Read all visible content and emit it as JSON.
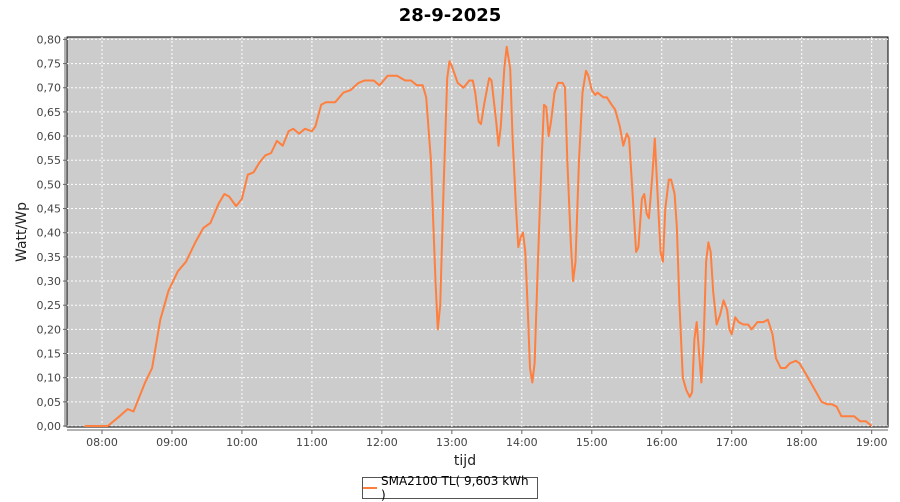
{
  "chart_data": {
    "type": "line",
    "title": "28-9-2025",
    "xlabel": "tijd",
    "ylabel": "Watt/Wp",
    "xlim": [
      "07:30",
      "19:14"
    ],
    "ylim": [
      0,
      0.805
    ],
    "grid": true,
    "legend_placement": "bottom",
    "background_color": "#cccccc",
    "xticks": [
      "08:00",
      "09:00",
      "10:00",
      "11:00",
      "12:00",
      "13:00",
      "14:00",
      "15:00",
      "16:00",
      "17:00",
      "18:00",
      "19:00"
    ],
    "yticks": [
      "0,00",
      "0,05",
      "0,10",
      "0,15",
      "0,20",
      "0,25",
      "0,30",
      "0,35",
      "0,40",
      "0,45",
      "0,50",
      "0,55",
      "0,60",
      "0,65",
      "0,70",
      "0,75",
      "0,80"
    ],
    "series": [
      {
        "name": "SMA2100 TL( 9,603 kWh )",
        "color": "#ff7f3f",
        "points": [
          [
            "07:45",
            0
          ],
          [
            "08:05",
            0
          ],
          [
            "08:15",
            0.02
          ],
          [
            "08:22",
            0.035
          ],
          [
            "08:27",
            0.03
          ],
          [
            "08:32",
            0.06
          ],
          [
            "08:37",
            0.09
          ],
          [
            "08:43",
            0.12
          ],
          [
            "08:50",
            0.22
          ],
          [
            "08:57",
            0.28
          ],
          [
            "09:05",
            0.32
          ],
          [
            "09:12",
            0.34
          ],
          [
            "09:20",
            0.38
          ],
          [
            "09:27",
            0.41
          ],
          [
            "09:33",
            0.42
          ],
          [
            "09:40",
            0.46
          ],
          [
            "09:45",
            0.48
          ],
          [
            "09:49",
            0.475
          ],
          [
            "09:55",
            0.455
          ],
          [
            "10:00",
            0.47
          ],
          [
            "10:05",
            0.52
          ],
          [
            "10:10",
            0.525
          ],
          [
            "10:15",
            0.545
          ],
          [
            "10:20",
            0.56
          ],
          [
            "10:25",
            0.565
          ],
          [
            "10:30",
            0.59
          ],
          [
            "10:35",
            0.58
          ],
          [
            "10:40",
            0.61
          ],
          [
            "10:44",
            0.615
          ],
          [
            "10:49",
            0.605
          ],
          [
            "10:54",
            0.615
          ],
          [
            "11:00",
            0.61
          ],
          [
            "11:03",
            0.62
          ],
          [
            "11:08",
            0.665
          ],
          [
            "11:12",
            0.67
          ],
          [
            "11:20",
            0.67
          ],
          [
            "11:27",
            0.69
          ],
          [
            "11:33",
            0.695
          ],
          [
            "11:40",
            0.71
          ],
          [
            "11:45",
            0.715
          ],
          [
            "11:53",
            0.715
          ],
          [
            "11:58",
            0.705
          ],
          [
            "12:05",
            0.725
          ],
          [
            "12:13",
            0.725
          ],
          [
            "12:20",
            0.715
          ],
          [
            "12:25",
            0.715
          ],
          [
            "12:30",
            0.705
          ],
          [
            "12:35",
            0.705
          ],
          [
            "12:38",
            0.68
          ],
          [
            "12:42",
            0.55
          ],
          [
            "12:46",
            0.3
          ],
          [
            "12:48",
            0.2
          ],
          [
            "12:50",
            0.25
          ],
          [
            "12:53",
            0.5
          ],
          [
            "12:56",
            0.72
          ],
          [
            "12:58",
            0.755
          ],
          [
            "13:00",
            0.745
          ],
          [
            "13:05",
            0.71
          ],
          [
            "13:10",
            0.7
          ],
          [
            "13:15",
            0.715
          ],
          [
            "13:18",
            0.715
          ],
          [
            "13:20",
            0.69
          ],
          [
            "13:23",
            0.63
          ],
          [
            "13:25",
            0.625
          ],
          [
            "13:28",
            0.67
          ],
          [
            "13:32",
            0.72
          ],
          [
            "13:34",
            0.715
          ],
          [
            "13:38",
            0.63
          ],
          [
            "13:40",
            0.58
          ],
          [
            "13:42",
            0.62
          ],
          [
            "13:45",
            0.74
          ],
          [
            "13:47",
            0.785
          ],
          [
            "13:50",
            0.74
          ],
          [
            "13:52",
            0.6
          ],
          [
            "13:55",
            0.45
          ],
          [
            "13:57",
            0.37
          ],
          [
            "13:59",
            0.39
          ],
          [
            "14:01",
            0.4
          ],
          [
            "14:03",
            0.36
          ],
          [
            "14:05",
            0.25
          ],
          [
            "14:07",
            0.12
          ],
          [
            "14:09",
            0.09
          ],
          [
            "14:11",
            0.13
          ],
          [
            "14:14",
            0.35
          ],
          [
            "14:17",
            0.55
          ],
          [
            "14:19",
            0.665
          ],
          [
            "14:21",
            0.66
          ],
          [
            "14:23",
            0.6
          ],
          [
            "14:25",
            0.63
          ],
          [
            "14:28",
            0.69
          ],
          [
            "14:31",
            0.71
          ],
          [
            "14:35",
            0.71
          ],
          [
            "14:37",
            0.7
          ],
          [
            "14:39",
            0.55
          ],
          [
            "14:42",
            0.38
          ],
          [
            "14:44",
            0.3
          ],
          [
            "14:46",
            0.34
          ],
          [
            "14:49",
            0.55
          ],
          [
            "14:52",
            0.69
          ],
          [
            "14:55",
            0.735
          ],
          [
            "14:57",
            0.725
          ],
          [
            "15:00",
            0.695
          ],
          [
            "15:03",
            0.685
          ],
          [
            "15:05",
            0.69
          ],
          [
            "15:10",
            0.68
          ],
          [
            "15:13",
            0.68
          ],
          [
            "15:17",
            0.665
          ],
          [
            "15:20",
            0.655
          ],
          [
            "15:24",
            0.62
          ],
          [
            "15:27",
            0.58
          ],
          [
            "15:30",
            0.605
          ],
          [
            "15:32",
            0.595
          ],
          [
            "15:35",
            0.48
          ],
          [
            "15:38",
            0.36
          ],
          [
            "15:40",
            0.37
          ],
          [
            "15:43",
            0.47
          ],
          [
            "15:45",
            0.48
          ],
          [
            "15:47",
            0.44
          ],
          [
            "15:49",
            0.43
          ],
          [
            "15:52",
            0.52
          ],
          [
            "15:54",
            0.595
          ],
          [
            "15:57",
            0.45
          ],
          [
            "15:59",
            0.36
          ],
          [
            "16:01",
            0.34
          ],
          [
            "16:03",
            0.45
          ],
          [
            "16:06",
            0.51
          ],
          [
            "16:08",
            0.51
          ],
          [
            "16:11",
            0.48
          ],
          [
            "16:13",
            0.41
          ],
          [
            "16:15",
            0.26
          ],
          [
            "16:18",
            0.1
          ],
          [
            "16:21",
            0.075
          ],
          [
            "16:24",
            0.06
          ],
          [
            "16:26",
            0.07
          ],
          [
            "16:28",
            0.18
          ],
          [
            "16:30",
            0.215
          ],
          [
            "16:32",
            0.15
          ],
          [
            "16:34",
            0.09
          ],
          [
            "16:36",
            0.18
          ],
          [
            "16:38",
            0.34
          ],
          [
            "16:40",
            0.38
          ],
          [
            "16:42",
            0.36
          ],
          [
            "16:44",
            0.28
          ],
          [
            "16:47",
            0.21
          ],
          [
            "16:50",
            0.23
          ],
          [
            "16:53",
            0.26
          ],
          [
            "16:56",
            0.24
          ],
          [
            "16:58",
            0.2
          ],
          [
            "17:00",
            0.19
          ],
          [
            "17:03",
            0.225
          ],
          [
            "17:06",
            0.215
          ],
          [
            "17:10",
            0.21
          ],
          [
            "17:14",
            0.21
          ],
          [
            "17:17",
            0.2
          ],
          [
            "17:22",
            0.215
          ],
          [
            "17:27",
            0.215
          ],
          [
            "17:31",
            0.22
          ],
          [
            "17:35",
            0.19
          ],
          [
            "17:38",
            0.14
          ],
          [
            "17:42",
            0.12
          ],
          [
            "17:46",
            0.12
          ],
          [
            "17:50",
            0.13
          ],
          [
            "17:55",
            0.135
          ],
          [
            "17:58",
            0.13
          ],
          [
            "18:03",
            0.11
          ],
          [
            "18:10",
            0.08
          ],
          [
            "18:17",
            0.05
          ],
          [
            "18:22",
            0.045
          ],
          [
            "18:26",
            0.045
          ],
          [
            "18:30",
            0.04
          ],
          [
            "18:34",
            0.02
          ],
          [
            "18:40",
            0.02
          ],
          [
            "18:45",
            0.02
          ],
          [
            "18:50",
            0.01
          ],
          [
            "18:55",
            0.01
          ],
          [
            "19:00",
            0.0
          ]
        ]
      }
    ]
  }
}
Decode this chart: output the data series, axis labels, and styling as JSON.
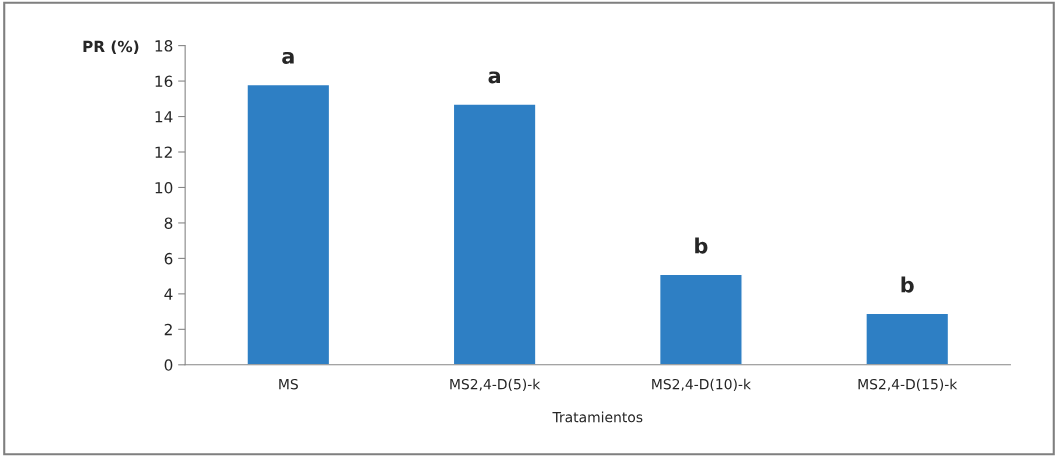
{
  "chart_data": {
    "type": "bar",
    "xlabel": "Tratamientos",
    "ylabel": "PR (%)",
    "categories": [
      "MS",
      "MS2,4-D(5)-k",
      "MS2,4-D(10)-k",
      "MS2,4-D(15)-k"
    ],
    "values": [
      15.8,
      14.7,
      5.1,
      2.9
    ],
    "color": "#2e7fc4",
    "ylim": [
      0,
      18
    ],
    "yticks": [
      0,
      2,
      4,
      6,
      8,
      10,
      12,
      14,
      16,
      18
    ],
    "grid": false,
    "annotations": [
      {
        "text": "a",
        "x": "MS",
        "y": 15.8
      },
      {
        "text": "a",
        "x": "MS2,4-D(5)-k",
        "y": 14.7
      },
      {
        "text": "b",
        "x": "MS2,4-D(10)-k",
        "y": 5.1
      },
      {
        "text": "b",
        "x": "MS2,4-D(15)-k",
        "y": 2.9
      }
    ]
  }
}
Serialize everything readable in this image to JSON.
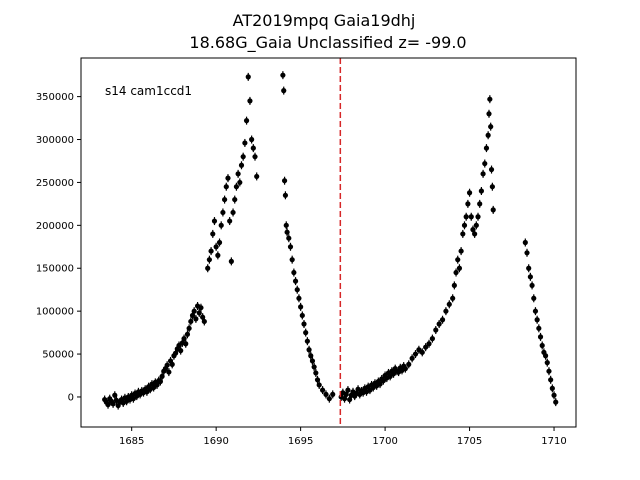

Written problem
Exactly reproduce the lines beginning at the one that contains "Decode this chart: output" and ending at the final line of the material, with the pictures left out.

Task response
Decode this chart: output the data series, axis labels, and styling as JSON.
{
  "chart_data": {
    "type": "bar",
    "xlabel": "Tratamientos",
    "ylabel": "PR (%)",
    "categories": [
      "MS",
      "MS2,4-D(5)-k",
      "MS2,4-D(10)-k",
      "MS2,4-D(15)-k"
    ],
    "values": [
      15.8,
      14.7,
      5.1,
      2.9
    ],
    "color": "#2e7fc4",
    "ylim": [
      0,
      18
    ],
    "yticks": [
      0,
      2,
      4,
      6,
      8,
      10,
      12,
      14,
      16,
      18
    ],
    "grid": false,
    "annotations": [
      {
        "text": "a",
        "x": "MS",
        "y": 15.8
      },
      {
        "text": "a",
        "x": "MS2,4-D(5)-k",
        "y": 14.7
      },
      {
        "text": "b",
        "x": "MS2,4-D(10)-k",
        "y": 5.1
      },
      {
        "text": "b",
        "x": "MS2,4-D(15)-k",
        "y": 2.9
      }
    ]
  }
}
Serialize everything readable in this image to JSON.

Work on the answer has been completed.